• _TASK TO CARRY OUT_:
Using the entries below, transcribe exactly the line containing "What does this" and each line that follows it to the end.

• _GIVEN DATA_:
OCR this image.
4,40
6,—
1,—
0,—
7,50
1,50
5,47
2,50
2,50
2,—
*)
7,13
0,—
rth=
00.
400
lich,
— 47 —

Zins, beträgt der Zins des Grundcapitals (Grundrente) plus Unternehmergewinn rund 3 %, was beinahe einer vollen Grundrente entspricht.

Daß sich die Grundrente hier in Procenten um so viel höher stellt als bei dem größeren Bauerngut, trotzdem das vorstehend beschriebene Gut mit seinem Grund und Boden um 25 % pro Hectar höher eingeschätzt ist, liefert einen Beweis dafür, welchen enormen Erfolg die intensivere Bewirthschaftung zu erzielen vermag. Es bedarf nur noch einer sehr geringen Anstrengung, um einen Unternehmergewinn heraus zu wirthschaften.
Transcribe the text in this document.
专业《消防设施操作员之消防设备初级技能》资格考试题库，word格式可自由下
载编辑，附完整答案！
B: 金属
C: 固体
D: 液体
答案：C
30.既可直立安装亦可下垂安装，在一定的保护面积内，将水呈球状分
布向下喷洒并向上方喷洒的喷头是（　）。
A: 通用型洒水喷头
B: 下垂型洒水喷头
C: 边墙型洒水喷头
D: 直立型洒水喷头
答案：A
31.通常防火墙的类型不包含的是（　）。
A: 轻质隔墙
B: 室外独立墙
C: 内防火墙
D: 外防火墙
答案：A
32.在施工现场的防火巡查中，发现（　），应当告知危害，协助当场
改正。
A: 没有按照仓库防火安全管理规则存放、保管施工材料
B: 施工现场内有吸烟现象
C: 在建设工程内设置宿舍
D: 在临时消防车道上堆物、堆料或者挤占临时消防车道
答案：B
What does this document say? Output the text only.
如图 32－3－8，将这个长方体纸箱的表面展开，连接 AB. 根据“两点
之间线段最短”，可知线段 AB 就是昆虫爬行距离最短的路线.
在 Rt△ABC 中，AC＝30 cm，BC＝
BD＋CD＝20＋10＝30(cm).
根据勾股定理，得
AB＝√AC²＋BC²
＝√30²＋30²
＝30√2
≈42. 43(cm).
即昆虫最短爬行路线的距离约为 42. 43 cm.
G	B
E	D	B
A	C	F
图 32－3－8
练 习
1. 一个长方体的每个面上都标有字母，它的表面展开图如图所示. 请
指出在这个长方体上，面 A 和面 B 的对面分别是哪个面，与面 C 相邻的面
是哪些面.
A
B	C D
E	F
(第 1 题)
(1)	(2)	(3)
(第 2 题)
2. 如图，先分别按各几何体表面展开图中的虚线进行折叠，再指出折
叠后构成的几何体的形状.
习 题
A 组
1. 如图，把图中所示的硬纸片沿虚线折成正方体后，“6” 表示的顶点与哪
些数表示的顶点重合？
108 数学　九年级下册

• _COMPLETE OUTPUT_:
What does this document say? Output the text only.
如图 32－3－8，将这个长方体纸箱的表面展开，连接 AB. 根据“两点
之间线段最短”，可知线段 AB 就是昆虫爬行距离最短的路线.
在 Rt△ABC 中，AC＝30 cm，BC＝
BD＋CD＝20＋10＝30(cm).
根据勾股定理，得
AB＝√AC²＋BC²
＝√30²＋30²
＝30√2
≈42. 43(cm).
即昆虫最短爬行路线的距离约为 42. 43 cm.
G	B
E	D	B
A	C	F
图 32－3－8
练 习
1. 一个长方体的每个面上都标有字母，它的表面展开图如图所示. 请
指出在这个长方体上，面 A 和面 B 的对面分别是哪个面，与面 C 相邻的面
是哪些面.
A
B	C D
E	F
(第 1 题)
(1)	(2)	(3)
(第 2 题)
2. 如图，先分别按各几何体表面展开图中的虚线进行折叠，再指出折
叠后构成的几何体的形状.
习 题
A 组
1. 如图，把图中所示的硬纸片沿虚线折成正方体后，“6” 表示的顶点与哪
些数表示的顶点重合？
108 数学　九年级下册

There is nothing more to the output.